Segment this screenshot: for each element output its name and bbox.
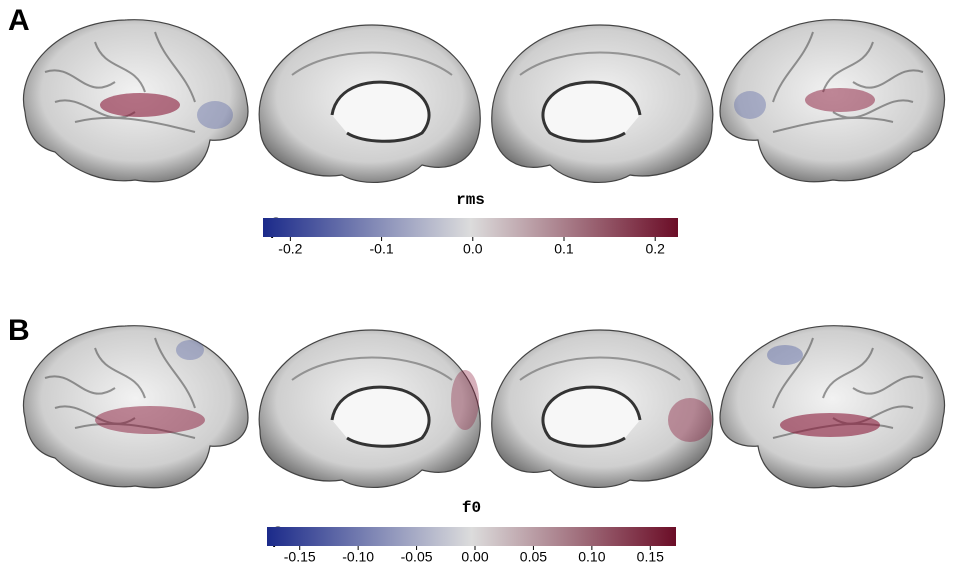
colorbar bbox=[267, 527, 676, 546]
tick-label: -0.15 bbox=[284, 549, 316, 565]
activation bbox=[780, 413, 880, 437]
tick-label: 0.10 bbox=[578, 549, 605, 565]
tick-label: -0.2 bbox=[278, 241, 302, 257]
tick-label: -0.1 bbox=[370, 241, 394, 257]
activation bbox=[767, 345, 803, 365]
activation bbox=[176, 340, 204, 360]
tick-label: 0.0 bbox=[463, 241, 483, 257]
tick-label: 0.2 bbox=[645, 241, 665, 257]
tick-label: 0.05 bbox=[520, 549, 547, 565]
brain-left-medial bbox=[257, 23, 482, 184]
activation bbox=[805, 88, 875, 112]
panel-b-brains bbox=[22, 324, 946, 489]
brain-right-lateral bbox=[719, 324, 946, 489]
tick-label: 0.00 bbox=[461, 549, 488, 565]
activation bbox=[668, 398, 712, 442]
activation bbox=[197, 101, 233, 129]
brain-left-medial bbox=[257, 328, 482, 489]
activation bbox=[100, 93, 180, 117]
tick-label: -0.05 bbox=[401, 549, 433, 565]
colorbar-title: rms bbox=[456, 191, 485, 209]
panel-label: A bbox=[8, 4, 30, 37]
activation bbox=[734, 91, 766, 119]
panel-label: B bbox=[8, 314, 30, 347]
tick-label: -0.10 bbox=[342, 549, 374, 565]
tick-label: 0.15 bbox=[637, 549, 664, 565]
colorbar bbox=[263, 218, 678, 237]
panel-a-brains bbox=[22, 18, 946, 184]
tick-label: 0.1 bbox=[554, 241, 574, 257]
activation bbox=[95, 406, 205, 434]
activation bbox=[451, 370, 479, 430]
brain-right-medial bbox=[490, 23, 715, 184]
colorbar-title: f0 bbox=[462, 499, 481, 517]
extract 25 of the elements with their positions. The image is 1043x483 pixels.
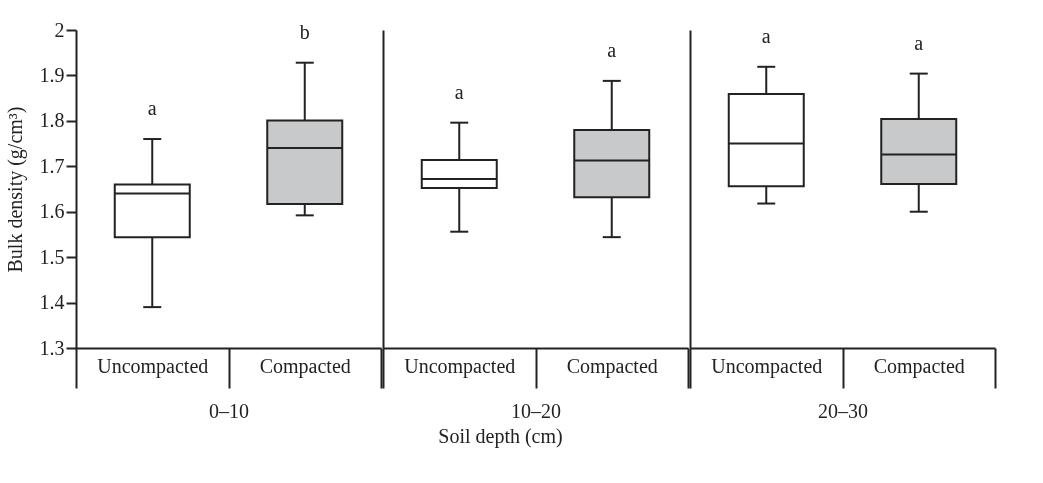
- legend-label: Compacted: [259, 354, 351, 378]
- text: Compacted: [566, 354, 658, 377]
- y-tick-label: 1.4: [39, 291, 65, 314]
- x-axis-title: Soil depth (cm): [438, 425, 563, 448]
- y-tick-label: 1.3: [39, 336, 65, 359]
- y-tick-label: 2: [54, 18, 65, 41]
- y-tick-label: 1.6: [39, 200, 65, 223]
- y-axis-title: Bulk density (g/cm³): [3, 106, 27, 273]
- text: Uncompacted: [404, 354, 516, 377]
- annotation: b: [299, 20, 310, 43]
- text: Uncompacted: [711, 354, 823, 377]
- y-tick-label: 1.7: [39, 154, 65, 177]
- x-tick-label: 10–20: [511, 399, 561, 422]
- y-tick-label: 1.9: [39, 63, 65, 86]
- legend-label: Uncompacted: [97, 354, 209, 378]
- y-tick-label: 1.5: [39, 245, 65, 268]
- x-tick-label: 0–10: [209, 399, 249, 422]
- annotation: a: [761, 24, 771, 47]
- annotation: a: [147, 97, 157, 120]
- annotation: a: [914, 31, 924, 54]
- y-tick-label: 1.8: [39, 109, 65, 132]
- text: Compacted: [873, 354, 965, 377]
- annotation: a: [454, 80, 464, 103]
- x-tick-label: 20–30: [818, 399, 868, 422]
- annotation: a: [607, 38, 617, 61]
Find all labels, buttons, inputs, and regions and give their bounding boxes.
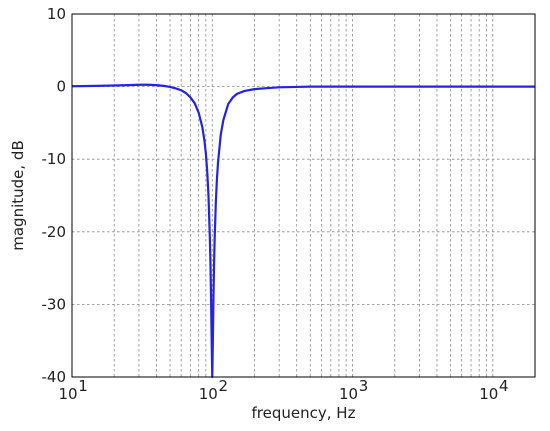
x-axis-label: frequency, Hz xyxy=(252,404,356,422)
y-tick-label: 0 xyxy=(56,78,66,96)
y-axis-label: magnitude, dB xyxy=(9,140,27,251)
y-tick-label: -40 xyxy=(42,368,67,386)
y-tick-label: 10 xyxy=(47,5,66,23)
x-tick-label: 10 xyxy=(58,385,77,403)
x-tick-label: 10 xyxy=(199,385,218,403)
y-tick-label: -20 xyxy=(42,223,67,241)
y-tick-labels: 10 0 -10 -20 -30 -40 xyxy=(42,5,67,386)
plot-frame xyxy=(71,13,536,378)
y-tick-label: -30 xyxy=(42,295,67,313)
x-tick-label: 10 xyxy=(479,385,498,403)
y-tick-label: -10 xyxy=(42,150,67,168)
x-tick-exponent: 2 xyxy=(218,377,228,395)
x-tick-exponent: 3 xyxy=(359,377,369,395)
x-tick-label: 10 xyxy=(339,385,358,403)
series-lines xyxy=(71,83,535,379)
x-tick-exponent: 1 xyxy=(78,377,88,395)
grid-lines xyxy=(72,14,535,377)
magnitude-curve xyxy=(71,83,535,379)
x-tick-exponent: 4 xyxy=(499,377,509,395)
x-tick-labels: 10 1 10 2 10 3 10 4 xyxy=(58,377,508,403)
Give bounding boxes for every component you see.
====================
**Given exercise**
Reproduce every line of the material above word for word, from first to last, leaving out the picture lines.

**Solved exercise**
Segment this screenshot: for each element output its name and bbox.
colorbar bbox=[267, 527, 676, 546]
tick-label: -0.15 bbox=[284, 549, 316, 565]
activation bbox=[780, 413, 880, 437]
tick-label: 0.10 bbox=[578, 549, 605, 565]
tick-label: -0.2 bbox=[278, 241, 302, 257]
tick-label: -0.1 bbox=[370, 241, 394, 257]
activation bbox=[767, 345, 803, 365]
activation bbox=[176, 340, 204, 360]
tick-label: 0.0 bbox=[463, 241, 483, 257]
tick-label: 0.2 bbox=[645, 241, 665, 257]
tick-label: 0.05 bbox=[520, 549, 547, 565]
brain-left-medial bbox=[257, 23, 482, 184]
activation bbox=[805, 88, 875, 112]
panel-b-brains bbox=[22, 324, 946, 489]
brain-right-lateral bbox=[719, 324, 946, 489]
tick-label: 0.00 bbox=[461, 549, 488, 565]
activation bbox=[668, 398, 712, 442]
activation bbox=[197, 101, 233, 129]
brain-left-medial bbox=[257, 328, 482, 489]
activation bbox=[100, 93, 180, 117]
tick-label: -0.05 bbox=[401, 549, 433, 565]
colorbar-title: rms bbox=[456, 191, 485, 209]
panel-label: A bbox=[8, 4, 30, 37]
activation bbox=[734, 91, 766, 119]
panel-label: B bbox=[8, 314, 30, 347]
tick-label: -0.10 bbox=[342, 549, 374, 565]
tick-label: 0.15 bbox=[637, 549, 664, 565]
colorbar bbox=[263, 218, 678, 237]
panel-a-brains bbox=[22, 18, 946, 184]
tick-label: 0.1 bbox=[554, 241, 574, 257]
activation bbox=[95, 406, 205, 434]
activation bbox=[451, 370, 479, 430]
brain-right-medial bbox=[490, 23, 715, 184]
colorbar-title: f0 bbox=[462, 499, 481, 517]
extract 25 of the elements with their positions. The image is 1043x483 pixels.
- legend-label: Compacted: [259, 354, 351, 378]
- text: Compacted: [566, 354, 658, 377]
- y-tick-label: 1.4: [39, 291, 65, 314]
- x-axis-title: Soil depth (cm): [438, 425, 563, 448]
- y-tick-label: 1.3: [39, 336, 65, 359]
- y-tick-label: 2: [54, 18, 65, 41]
- y-tick-label: 1.6: [39, 200, 65, 223]
- y-axis-title: Bulk density (g/cm³): [3, 106, 27, 273]
- text: Uncompacted: [404, 354, 516, 377]
- annotation: b: [299, 20, 310, 43]
- text: Uncompacted: [711, 354, 823, 377]
- y-tick-label: 1.7: [39, 154, 65, 177]
- x-tick-label: 10–20: [511, 399, 561, 422]
- y-tick-label: 1.9: [39, 63, 65, 86]
- legend-label: Uncompacted: [97, 354, 209, 378]
- y-tick-label: 1.5: [39, 245, 65, 268]
- x-tick-label: 0–10: [209, 399, 249, 422]
- annotation: a: [761, 24, 771, 47]
- annotation: a: [147, 97, 157, 120]
- annotation: a: [914, 31, 924, 54]
- y-tick-label: 1.8: [39, 109, 65, 132]
- text: Compacted: [873, 354, 965, 377]
- annotation: a: [454, 80, 464, 103]
- x-tick-label: 20–30: [818, 399, 868, 422]
- annotation: a: [607, 38, 617, 61]
Find all labels, buttons, inputs, and regions and give their bounding boxes.
x-axis-label: frequency, Hz xyxy=(252,404,356,422)
y-tick-label: 0 xyxy=(56,78,66,96)
y-axis-label: magnitude, dB xyxy=(9,140,27,251)
y-tick-label: -40 xyxy=(42,368,67,386)
y-tick-label: 10 xyxy=(47,5,66,23)
x-tick-label: 10 xyxy=(58,385,77,403)
x-tick-label: 10 xyxy=(199,385,218,403)
y-tick-label: -20 xyxy=(42,223,67,241)
y-tick-labels: 10 0 -10 -20 -30 -40 xyxy=(42,5,67,386)
plot-frame xyxy=(71,13,536,378)
y-tick-label: -30 xyxy=(42,295,67,313)
x-tick-label: 10 xyxy=(479,385,498,403)
y-tick-label: -10 xyxy=(42,150,67,168)
x-tick-exponent: 2 xyxy=(218,377,228,395)
x-tick-exponent: 3 xyxy=(359,377,369,395)
x-tick-label: 10 xyxy=(339,385,358,403)
series-lines xyxy=(71,83,535,379)
x-tick-exponent: 1 xyxy=(78,377,88,395)
grid-lines xyxy=(72,14,535,377)
magnitude-curve xyxy=(71,83,535,379)
x-tick-exponent: 4 xyxy=(499,377,509,395)
x-tick-labels: 10 1 10 2 10 3 10 4 xyxy=(58,377,508,403)
Give bounding boxes for every component you see.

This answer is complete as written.